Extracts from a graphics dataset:
+++
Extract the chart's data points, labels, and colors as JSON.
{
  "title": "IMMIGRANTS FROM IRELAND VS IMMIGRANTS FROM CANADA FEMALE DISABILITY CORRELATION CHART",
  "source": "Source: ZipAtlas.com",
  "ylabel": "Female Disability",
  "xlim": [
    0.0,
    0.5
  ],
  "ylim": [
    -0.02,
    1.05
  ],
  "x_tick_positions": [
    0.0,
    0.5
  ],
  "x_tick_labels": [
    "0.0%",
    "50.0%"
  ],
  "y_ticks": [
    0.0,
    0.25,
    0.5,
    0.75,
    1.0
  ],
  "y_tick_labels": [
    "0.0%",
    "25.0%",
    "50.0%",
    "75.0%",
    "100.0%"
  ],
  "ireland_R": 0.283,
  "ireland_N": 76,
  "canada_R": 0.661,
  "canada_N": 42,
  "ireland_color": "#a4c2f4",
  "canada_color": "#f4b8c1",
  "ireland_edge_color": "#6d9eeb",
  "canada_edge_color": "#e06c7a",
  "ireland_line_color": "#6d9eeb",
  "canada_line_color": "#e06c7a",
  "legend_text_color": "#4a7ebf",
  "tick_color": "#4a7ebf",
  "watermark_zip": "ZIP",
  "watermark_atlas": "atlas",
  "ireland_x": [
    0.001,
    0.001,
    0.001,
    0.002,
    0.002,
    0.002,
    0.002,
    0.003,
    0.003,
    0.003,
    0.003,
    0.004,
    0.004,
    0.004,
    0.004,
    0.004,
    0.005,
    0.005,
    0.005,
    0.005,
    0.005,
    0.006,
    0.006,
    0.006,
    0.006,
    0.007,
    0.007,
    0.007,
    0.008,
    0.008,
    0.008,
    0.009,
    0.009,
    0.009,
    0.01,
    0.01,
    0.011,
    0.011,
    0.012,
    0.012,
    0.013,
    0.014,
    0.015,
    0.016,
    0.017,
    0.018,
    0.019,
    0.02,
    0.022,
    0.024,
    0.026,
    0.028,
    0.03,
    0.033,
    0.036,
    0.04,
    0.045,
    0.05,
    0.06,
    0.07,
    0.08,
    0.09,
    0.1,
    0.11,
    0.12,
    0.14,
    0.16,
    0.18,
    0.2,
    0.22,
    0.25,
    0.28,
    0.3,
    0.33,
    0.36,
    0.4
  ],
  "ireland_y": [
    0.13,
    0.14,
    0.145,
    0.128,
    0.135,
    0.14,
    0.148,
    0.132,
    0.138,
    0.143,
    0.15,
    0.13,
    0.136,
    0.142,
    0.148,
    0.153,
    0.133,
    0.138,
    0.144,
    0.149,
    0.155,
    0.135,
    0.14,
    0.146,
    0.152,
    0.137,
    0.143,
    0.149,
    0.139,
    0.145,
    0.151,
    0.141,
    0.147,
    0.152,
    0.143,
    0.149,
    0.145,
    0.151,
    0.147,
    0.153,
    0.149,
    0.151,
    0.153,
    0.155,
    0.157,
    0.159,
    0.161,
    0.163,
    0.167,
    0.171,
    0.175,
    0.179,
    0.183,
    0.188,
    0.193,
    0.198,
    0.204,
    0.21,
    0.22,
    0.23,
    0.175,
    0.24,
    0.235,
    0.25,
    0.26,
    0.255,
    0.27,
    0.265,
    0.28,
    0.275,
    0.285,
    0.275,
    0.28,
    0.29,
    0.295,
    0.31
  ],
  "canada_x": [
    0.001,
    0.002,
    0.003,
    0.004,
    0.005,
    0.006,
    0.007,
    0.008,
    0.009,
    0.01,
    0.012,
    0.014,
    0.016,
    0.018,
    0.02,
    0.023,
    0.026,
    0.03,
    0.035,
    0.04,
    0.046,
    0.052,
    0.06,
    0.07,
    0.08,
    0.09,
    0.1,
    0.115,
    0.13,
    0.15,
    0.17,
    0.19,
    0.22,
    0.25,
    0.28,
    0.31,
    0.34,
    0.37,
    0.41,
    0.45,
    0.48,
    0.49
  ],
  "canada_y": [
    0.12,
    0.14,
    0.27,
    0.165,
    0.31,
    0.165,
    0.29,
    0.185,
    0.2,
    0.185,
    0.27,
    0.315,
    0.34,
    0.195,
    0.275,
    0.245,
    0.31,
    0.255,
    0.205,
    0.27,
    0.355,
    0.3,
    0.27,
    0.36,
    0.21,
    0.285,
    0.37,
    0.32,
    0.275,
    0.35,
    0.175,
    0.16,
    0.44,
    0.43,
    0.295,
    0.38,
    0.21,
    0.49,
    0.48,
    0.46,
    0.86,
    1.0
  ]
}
+++
[Description of the task] Every record should be repeated exactly; please leave none out.

[Output of the exercise]
Extract the chart's data points, labels, and colors as JSON.
{
  "title": "IMMIGRANTS FROM IRELAND VS IMMIGRANTS FROM CANADA FEMALE DISABILITY CORRELATION CHART",
  "source": "Source: ZipAtlas.com",
  "ylabel": "Female Disability",
  "xlim": [
    0.0,
    0.5
  ],
  "ylim": [
    -0.02,
    1.05
  ],
  "x_tick_positions": [
    0.0,
    0.5
  ],
  "x_tick_labels": [
    "0.0%",
    "50.0%"
  ],
  "y_ticks": [
    0.0,
    0.25,
    0.5,
    0.75,
    1.0
  ],
  "y_tick_labels": [
    "0.0%",
    "25.0%",
    "50.0%",
    "75.0%",
    "100.0%"
  ],
  "ireland_R": 0.283,
  "ireland_N": 76,
  "canada_R": 0.661,
  "canada_N": 42,
  "ireland_color": "#a4c2f4",
  "canada_color": "#f4b8c1",
  "ireland_edge_color": "#6d9eeb",
  "canada_edge_color": "#e06c7a",
  "ireland_line_color": "#6d9eeb",
  "canada_line_color": "#e06c7a",
  "legend_text_color": "#4a7ebf",
  "tick_color": "#4a7ebf",
  "watermark_zip": "ZIP",
  "watermark_atlas": "atlas",
  "ireland_x": [
    0.001,
    0.001,
    0.001,
    0.002,
    0.002,
    0.002,
    0.002,
    0.003,
    0.003,
    0.003,
    0.003,
    0.004,
    0.004,
    0.004,
    0.004,
    0.004,
    0.005,
    0.005,
    0.005,
    0.005,
    0.005,
    0.006,
    0.006,
    0.006,
    0.006,
    0.007,
    0.007,
    0.007,
    0.008,
    0.008,
    0.008,
    0.009,
    0.009,
    0.009,
    0.01,
    0.01,
    0.011,
    0.011,
    0.012,
    0.012,
    0.013,
    0.014,
    0.015,
    0.016,
    0.017,
    0.018,
    0.019,
    0.02,
    0.022,
    0.024,
    0.026,
    0.028,
    0.03,
    0.033,
    0.036,
    0.04,
    0.045,
    0.05,
    0.06,
    0.07,
    0.08,
    0.09,
    0.1,
    0.11,
    0.12,
    0.14,
    0.16,
    0.18,
    0.2,
    0.22,
    0.25,
    0.28,
    0.3,
    0.33,
    0.36,
    0.4
  ],
  "ireland_y": [
    0.13,
    0.14,
    0.145,
    0.128,
    0.135,
    0.14,
    0.148,
    0.132,
    0.138,
    0.143,
    0.15,
    0.13,
    0.136,
    0.142,
    0.148,
    0.153,
    0.133,
    0.138,
    0.144,
    0.149,
    0.155,
    0.135,
    0.14,
    0.146,
    0.152,
    0.137,
    0.143,
    0.149,
    0.139,
    0.145,
    0.151,
    0.141,
    0.147,
    0.152,
    0.143,
    0.149,
    0.145,
    0.151,
    0.147,
    0.153,
    0.149,
    0.151,
    0.153,
    0.155,
    0.157,
    0.159,
    0.161,
    0.163,
    0.167,
    0.171,
    0.175,
    0.179,
    0.183,
    0.188,
    0.193,
    0.198,
    0.204,
    0.21,
    0.22,
    0.23,
    0.175,
    0.24,
    0.235,
    0.25,
    0.26,
    0.255,
    0.27,
    0.265,
    0.28,
    0.275,
    0.285,
    0.275,
    0.28,
    0.29,
    0.295,
    0.31
  ],
  "canada_x": [
    0.001,
    0.002,
    0.003,
    0.004,
    0.005,
    0.006,
    0.007,
    0.008,
    0.009,
    0.01,
    0.012,
    0.014,
    0.016,
    0.018,
    0.02,
    0.023,
    0.026,
    0.03,
    0.035,
    0.04,
    0.046,
    0.052,
    0.06,
    0.07,
    0.08,
    0.09,
    0.1,
    0.115,
    0.13,
    0.15,
    0.17,
    0.19,
    0.22,
    0.25,
    0.28,
    0.31,
    0.34,
    0.37,
    0.41,
    0.45,
    0.48,
    0.49
  ],
  "canada_y": [
    0.12,
    0.14,
    0.27,
    0.165,
    0.31,
    0.165,
    0.29,
    0.185,
    0.2,
    0.185,
    0.27,
    0.315,
    0.34,
    0.195,
    0.275,
    0.245,
    0.31,
    0.255,
    0.205,
    0.27,
    0.355,
    0.3,
    0.27,
    0.36,
    0.21,
    0.285,
    0.37,
    0.32,
    0.275,
    0.35,
    0.175,
    0.16,
    0.44,
    0.43,
    0.295,
    0.38,
    0.21,
    0.49,
    0.48,
    0.46,
    0.86,
    1.0
  ]
}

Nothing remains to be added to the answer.